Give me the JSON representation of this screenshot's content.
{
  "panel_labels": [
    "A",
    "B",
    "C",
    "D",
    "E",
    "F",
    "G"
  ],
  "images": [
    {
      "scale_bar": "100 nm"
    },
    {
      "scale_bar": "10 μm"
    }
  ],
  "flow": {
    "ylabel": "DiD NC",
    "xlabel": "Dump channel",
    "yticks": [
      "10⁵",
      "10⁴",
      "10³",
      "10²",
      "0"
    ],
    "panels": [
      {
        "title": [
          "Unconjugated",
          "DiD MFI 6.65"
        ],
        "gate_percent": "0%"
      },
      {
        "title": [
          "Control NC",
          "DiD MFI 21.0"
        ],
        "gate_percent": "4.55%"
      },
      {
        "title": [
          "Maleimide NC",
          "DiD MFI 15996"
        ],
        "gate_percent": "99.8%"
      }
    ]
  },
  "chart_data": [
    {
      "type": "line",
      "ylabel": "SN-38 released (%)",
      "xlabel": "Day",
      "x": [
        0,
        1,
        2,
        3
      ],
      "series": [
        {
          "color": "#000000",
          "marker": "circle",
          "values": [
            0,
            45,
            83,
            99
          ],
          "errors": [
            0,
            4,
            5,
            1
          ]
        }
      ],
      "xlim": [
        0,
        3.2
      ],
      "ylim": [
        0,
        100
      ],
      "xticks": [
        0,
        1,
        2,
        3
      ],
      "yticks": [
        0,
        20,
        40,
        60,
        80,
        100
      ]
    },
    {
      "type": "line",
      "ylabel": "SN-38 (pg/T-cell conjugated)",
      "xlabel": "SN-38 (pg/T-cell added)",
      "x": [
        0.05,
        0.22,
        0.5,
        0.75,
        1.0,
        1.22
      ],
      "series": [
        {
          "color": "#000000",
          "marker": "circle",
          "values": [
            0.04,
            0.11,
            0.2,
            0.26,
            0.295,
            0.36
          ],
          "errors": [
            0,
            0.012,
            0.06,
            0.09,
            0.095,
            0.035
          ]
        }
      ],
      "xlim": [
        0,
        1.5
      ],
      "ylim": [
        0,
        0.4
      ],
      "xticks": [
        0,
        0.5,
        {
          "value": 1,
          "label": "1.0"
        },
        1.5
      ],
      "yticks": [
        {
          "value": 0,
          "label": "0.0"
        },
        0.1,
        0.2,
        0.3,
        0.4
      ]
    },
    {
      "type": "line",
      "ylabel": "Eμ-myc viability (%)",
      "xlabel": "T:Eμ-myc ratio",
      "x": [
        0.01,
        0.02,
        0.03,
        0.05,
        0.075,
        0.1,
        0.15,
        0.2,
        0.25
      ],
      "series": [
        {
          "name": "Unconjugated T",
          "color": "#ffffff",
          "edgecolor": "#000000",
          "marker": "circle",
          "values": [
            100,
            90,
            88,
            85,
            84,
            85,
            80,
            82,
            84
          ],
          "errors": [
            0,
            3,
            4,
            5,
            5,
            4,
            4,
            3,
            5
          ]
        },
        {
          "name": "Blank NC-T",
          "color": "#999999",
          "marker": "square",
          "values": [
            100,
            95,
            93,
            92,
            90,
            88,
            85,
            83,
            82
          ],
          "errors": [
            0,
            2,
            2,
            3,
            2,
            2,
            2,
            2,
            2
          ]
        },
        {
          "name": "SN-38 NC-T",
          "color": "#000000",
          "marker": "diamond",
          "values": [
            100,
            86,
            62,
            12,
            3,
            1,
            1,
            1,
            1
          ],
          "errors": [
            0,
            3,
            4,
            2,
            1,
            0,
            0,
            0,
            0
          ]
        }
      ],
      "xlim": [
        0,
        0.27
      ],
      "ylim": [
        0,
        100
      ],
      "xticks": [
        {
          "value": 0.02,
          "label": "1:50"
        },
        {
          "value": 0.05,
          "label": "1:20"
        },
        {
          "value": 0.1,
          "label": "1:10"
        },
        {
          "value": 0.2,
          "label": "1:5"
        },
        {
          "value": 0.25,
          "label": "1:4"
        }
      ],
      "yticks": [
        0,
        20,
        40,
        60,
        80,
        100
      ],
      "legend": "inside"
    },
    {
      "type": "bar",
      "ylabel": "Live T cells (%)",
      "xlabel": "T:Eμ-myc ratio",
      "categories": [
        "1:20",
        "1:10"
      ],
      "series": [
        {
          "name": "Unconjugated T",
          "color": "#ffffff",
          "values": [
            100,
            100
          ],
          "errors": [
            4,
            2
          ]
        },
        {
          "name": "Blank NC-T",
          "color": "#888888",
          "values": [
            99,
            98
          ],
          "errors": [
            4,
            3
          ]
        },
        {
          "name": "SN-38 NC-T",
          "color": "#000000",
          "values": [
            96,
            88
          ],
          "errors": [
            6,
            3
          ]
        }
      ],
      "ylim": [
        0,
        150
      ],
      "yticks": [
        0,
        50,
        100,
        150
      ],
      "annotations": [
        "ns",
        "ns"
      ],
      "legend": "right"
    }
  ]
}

○ ○ ○

◆ **How to complete this task**
Your job is to write out the data exactly as it stands.

◆ **Response to this task**
Give me the JSON representation of this screenshot's content.
{
  "panel_labels": [
    "A",
    "B",
    "C",
    "D",
    "E",
    "F",
    "G"
  ],
  "images": [
    {
      "scale_bar": "100 nm"
    },
    {
      "scale_bar": "10 μm"
    }
  ],
  "flow": {
    "ylabel": "DiD NC",
    "xlabel": "Dump channel",
    "yticks": [
      "10⁵",
      "10⁴",
      "10³",
      "10²",
      "0"
    ],
    "panels": [
      {
        "title": [
          "Unconjugated",
          "DiD MFI 6.65"
        ],
        "gate_percent": "0%"
      },
      {
        "title": [
          "Control NC",
          "DiD MFI 21.0"
        ],
        "gate_percent": "4.55%"
      },
      {
        "title": [
          "Maleimide NC",
          "DiD MFI 15996"
        ],
        "gate_percent": "99.8%"
      }
    ]
  },
  "chart_data": [
    {
      "type": "line",
      "ylabel": "SN-38 released (%)",
      "xlabel": "Day",
      "x": [
        0,
        1,
        2,
        3
      ],
      "series": [
        {
          "color": "#000000",
          "marker": "circle",
          "values": [
            0,
            45,
            83,
            99
          ],
          "errors": [
            0,
            4,
            5,
            1
          ]
        }
      ],
      "xlim": [
        0,
        3.2
      ],
      "ylim": [
        0,
        100
      ],
      "xticks": [
        0,
        1,
        2,
        3
      ],
      "yticks": [
        0,
        20,
        40,
        60,
        80,
        100
      ]
    },
    {
      "type": "line",
      "ylabel": "SN-38 (pg/T-cell conjugated)",
      "xlabel": "SN-38 (pg/T-cell added)",
      "x": [
        0.05,
        0.22,
        0.5,
        0.75,
        1.0,
        1.22
      ],
      "series": [
        {
          "color": "#000000",
          "marker": "circle",
          "values": [
            0.04,
            0.11,
            0.2,
            0.26,
            0.295,
            0.36
          ],
          "errors": [
            0,
            0.012,
            0.06,
            0.09,
            0.095,
            0.035
          ]
        }
      ],
      "xlim": [
        0,
        1.5
      ],
      "ylim": [
        0,
        0.4
      ],
      "xticks": [
        0,
        0.5,
        {
          "value": 1,
          "label": "1.0"
        },
        1.5
      ],
      "yticks": [
        {
          "value": 0,
          "label": "0.0"
        },
        0.1,
        0.2,
        0.3,
        0.4
      ]
    },
    {
      "type": "line",
      "ylabel": "Eμ-myc viability (%)",
      "xlabel": "T:Eμ-myc ratio",
      "x": [
        0.01,
        0.02,
        0.03,
        0.05,
        0.075,
        0.1,
        0.15,
        0.2,
        0.25
      ],
      "series": [
        {
          "name": "Unconjugated T",
          "color": "#ffffff",
          "edgecolor": "#000000",
          "marker": "circle",
          "values": [
            100,
            90,
            88,
            85,
            84,
            85,
            80,
            82,
            84
          ],
          "errors": [
            0,
            3,
            4,
            5,
            5,
            4,
            4,
            3,
            5
          ]
        },
        {
          "name": "Blank NC-T",
          "color": "#999999",
          "marker": "square",
          "values": [
            100,
            95,
            93,
            92,
            90,
            88,
            85,
            83,
            82
          ],
          "errors": [
            0,
            2,
            2,
            3,
            2,
            2,
            2,
            2,
            2
          ]
        },
        {
          "name": "SN-38 NC-T",
          "color": "#000000",
          "marker": "diamond",
          "values": [
            100,
            86,
            62,
            12,
            3,
            1,
            1,
            1,
            1
          ],
          "errors": [
            0,
            3,
            4,
            2,
            1,
            0,
            0,
            0,
            0
          ]
        }
      ],
      "xlim": [
        0,
        0.27
      ],
      "ylim": [
        0,
        100
      ],
      "xticks": [
        {
          "value": 0.02,
          "label": "1:50"
        },
        {
          "value": 0.05,
          "label": "1:20"
        },
        {
          "value": 0.1,
          "label": "1:10"
        },
        {
          "value": 0.2,
          "label": "1:5"
        },
        {
          "value": 0.25,
          "label": "1:4"
        }
      ],
      "yticks": [
        0,
        20,
        40,
        60,
        80,
        100
      ],
      "legend": "inside"
    },
    {
      "type": "bar",
      "ylabel": "Live T cells (%)",
      "xlabel": "T:Eμ-myc ratio",
      "categories": [
        "1:20",
        "1:10"
      ],
      "series": [
        {
          "name": "Unconjugated T",
          "color": "#ffffff",
          "values": [
            100,
            100
          ],
          "errors": [
            4,
            2
          ]
        },
        {
          "name": "Blank NC-T",
          "color": "#888888",
          "values": [
            99,
            98
          ],
          "errors": [
            4,
            3
          ]
        },
        {
          "name": "SN-38 NC-T",
          "color": "#000000",
          "values": [
            96,
            88
          ],
          "errors": [
            6,
            3
          ]
        }
      ],
      "ylim": [
        0,
        150
      ],
      "yticks": [
        0,
        50,
        100,
        150
      ],
      "annotations": [
        "ns",
        "ns"
      ],
      "legend": "right"
    }
  ]
}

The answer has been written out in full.